----- LESETEXT -----

Anstoß
Dialog mit Jesus
Predigttext: (Übersetzung nach Martin Luther, Revision 2017)
34 Ihr sollt nicht meinen, dass ich gekommen bin, Frieden zu bringen auf die Erde. Ich bin nicht gekommen, Frieden zu bringen, sondern das Schwert.
35 Denn ich bin gekommen, den Menschen zu entzweien mit seinem Vater und die Tochter mit ihrer Mutter und die Schwiegertochter mit ihrer Schwiegermutter.
36 Und des Menschen Feinde werden seine eigenen Hausgenossen sein.
37 Wer Vater oder Mutter mehr liebt als mich, der ist meiner nicht wert; und wer Sohn oder Tochter mehr liebt als mich, der ist meiner nicht wert.
38 Und wer nicht sein Kreuz auf sich nimmt und folgt mir nach, der ist meiner nicht wert.
39 Wer sein Leben findet, der wird's verlieren; und wer sein Leben verliert um meinetwillen, der wird's finden.
Exegetische und homiletische Einführung zum Predigttext
In meine Predigtüberlegungen nehme ich hinein, dass in V. 34 „bringen“ eigentlich „werfen“ (ballein) heißt – und dass der Sämann (Mk 4,26) den Samen des Reiches Gottes ebenfalls „werfen“ kann. Beim Schwert denke ich an das Schwert, das nach Lk 2,35 durch Marias Seele geht – und finde Jesu Worte im Raum unseres Gewissens wieder.
Den Predigtabschnitt vom Thema Familie abkoppeln und allgemein von Entscheidungen und dem Mut dazu sprechen will ich nicht – zu sehr werden Jesu Worte unmittelbare Erfahrungen meiner Hörerinnen und Hörer ansprechen und irritieren. Überhaupt will ich versuchen, gerade diesen „anstößigen“ Text so wirklichkeitsbezogen wie möglich zu predigen. Der Kontext der Entstehungszeit muss transzendiert werden, aber der Same des Wortes Gottes fällt genauso in den Kontext menschlichen Alltags heute. Seiner Anstößigkeit gebe ich Raum, indem ich die Form des Dialogs mit Jesus wähle.

----- VORLIEGENDES MATERIAL -----

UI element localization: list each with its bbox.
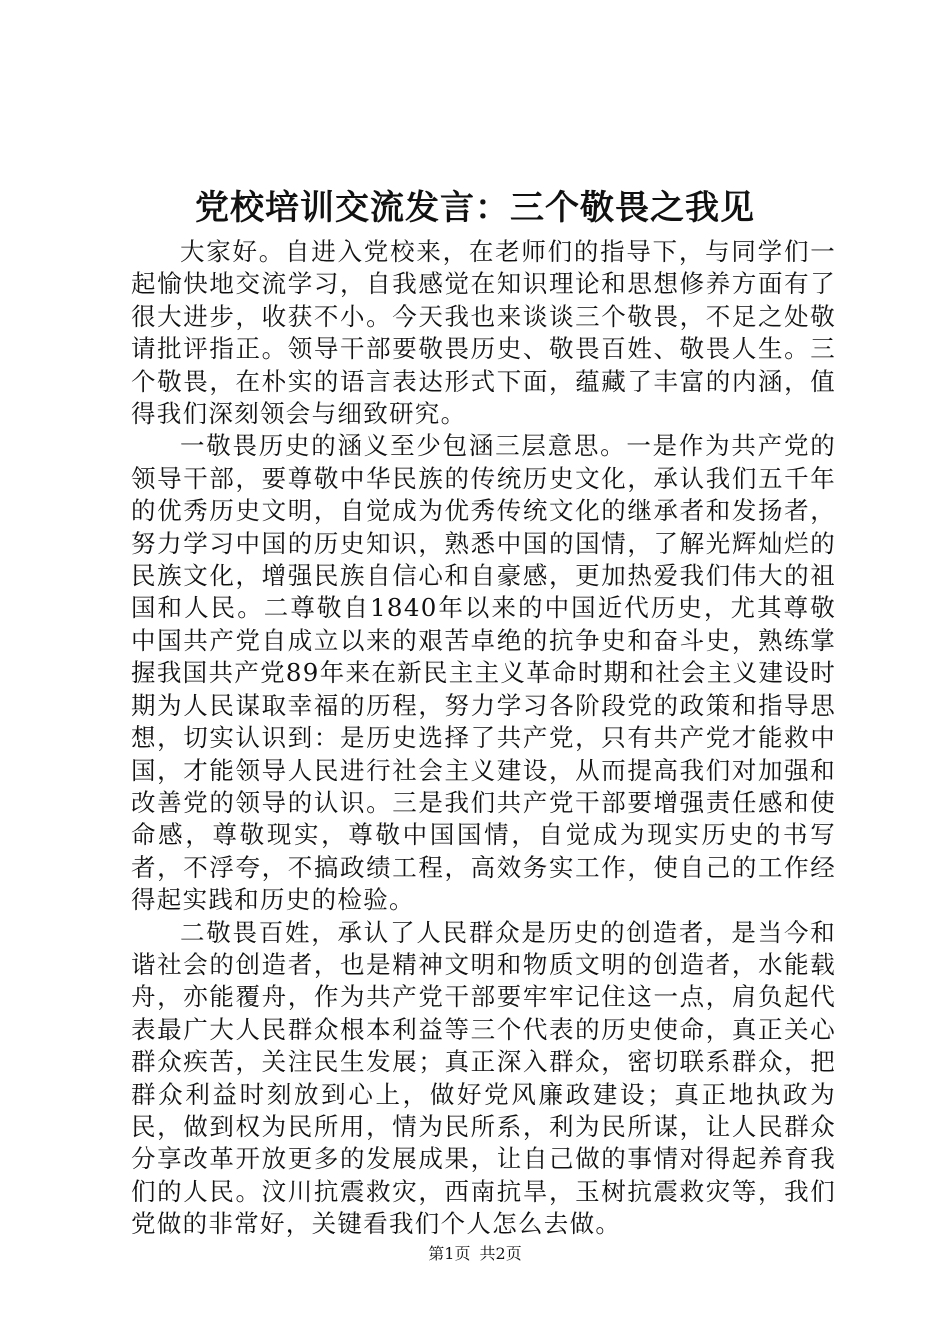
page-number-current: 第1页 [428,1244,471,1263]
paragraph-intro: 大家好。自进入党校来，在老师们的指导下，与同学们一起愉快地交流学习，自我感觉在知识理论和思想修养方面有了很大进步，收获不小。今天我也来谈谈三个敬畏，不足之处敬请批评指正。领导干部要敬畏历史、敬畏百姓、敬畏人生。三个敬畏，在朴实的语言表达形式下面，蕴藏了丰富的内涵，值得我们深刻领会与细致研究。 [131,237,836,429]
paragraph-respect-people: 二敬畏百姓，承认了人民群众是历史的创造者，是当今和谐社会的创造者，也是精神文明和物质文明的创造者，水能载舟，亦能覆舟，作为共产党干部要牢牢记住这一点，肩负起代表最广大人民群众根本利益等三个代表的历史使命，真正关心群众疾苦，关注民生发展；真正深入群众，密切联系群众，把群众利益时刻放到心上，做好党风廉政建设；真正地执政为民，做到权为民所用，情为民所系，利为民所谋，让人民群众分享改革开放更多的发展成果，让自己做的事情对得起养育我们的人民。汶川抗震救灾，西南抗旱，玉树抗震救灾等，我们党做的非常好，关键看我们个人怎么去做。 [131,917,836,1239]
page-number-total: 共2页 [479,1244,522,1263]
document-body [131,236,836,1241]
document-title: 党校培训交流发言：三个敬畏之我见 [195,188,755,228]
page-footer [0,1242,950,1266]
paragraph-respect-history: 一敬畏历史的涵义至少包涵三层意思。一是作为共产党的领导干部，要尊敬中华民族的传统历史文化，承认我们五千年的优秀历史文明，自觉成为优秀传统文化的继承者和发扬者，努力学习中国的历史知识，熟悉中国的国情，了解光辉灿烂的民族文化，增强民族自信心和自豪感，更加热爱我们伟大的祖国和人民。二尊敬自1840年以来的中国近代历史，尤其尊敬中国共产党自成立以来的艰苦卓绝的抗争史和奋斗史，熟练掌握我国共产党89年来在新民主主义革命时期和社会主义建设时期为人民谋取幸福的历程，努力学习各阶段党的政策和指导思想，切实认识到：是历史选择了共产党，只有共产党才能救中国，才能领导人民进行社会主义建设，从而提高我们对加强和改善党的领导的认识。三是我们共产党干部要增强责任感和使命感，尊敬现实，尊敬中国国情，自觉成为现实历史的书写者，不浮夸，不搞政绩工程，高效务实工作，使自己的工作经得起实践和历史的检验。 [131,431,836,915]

-----

FRAGEN UND AUFGABEN:
[a] Gib den Lesetext von „35 Denn ich“ bis „der wird's finden.“ wortgetreu wieder.
[b] Welche Form wird laut Lesetext für die Predigt gewählt, um der Anstößigkeit des Textes Raum zu geben?
[c] Nenne alle Familienangehörigen, die in den Versen 35 und 37 des Lesetexts vorkommen, und zwar jede Bezeichnung nur einmal.

LISTE DER ANTWORTEN:
[a]
35 Denn ich bin gekommen, den Menschen zu entzweien mit seinem Vater und die Tochter mit ihrer Mutter und die Schwiegertochter mit ihrer Schwiegermutter.
36 Und des Menschen Feinde werden seine eigenen Hausgenossen sein.
37 Wer Vater oder Mutter mehr liebt als mich, der ist meiner nicht wert; und wer Sohn oder Tochter mehr liebt als mich, der ist meiner nicht wert.
38 Und wer nicht sein Kreuz auf sich nimmt und folgt mir nach, der ist meiner nicht wert.
39 Wer sein Leben findet, der wird's verlieren; und wer sein Leben verliert um meinetwillen, der wird's finden.

[b] Die Form des Dialogs mit Jesus.

[c] Vater, Mutter, Sohn, Tochter, Schwiegertochter, Schwiegermutter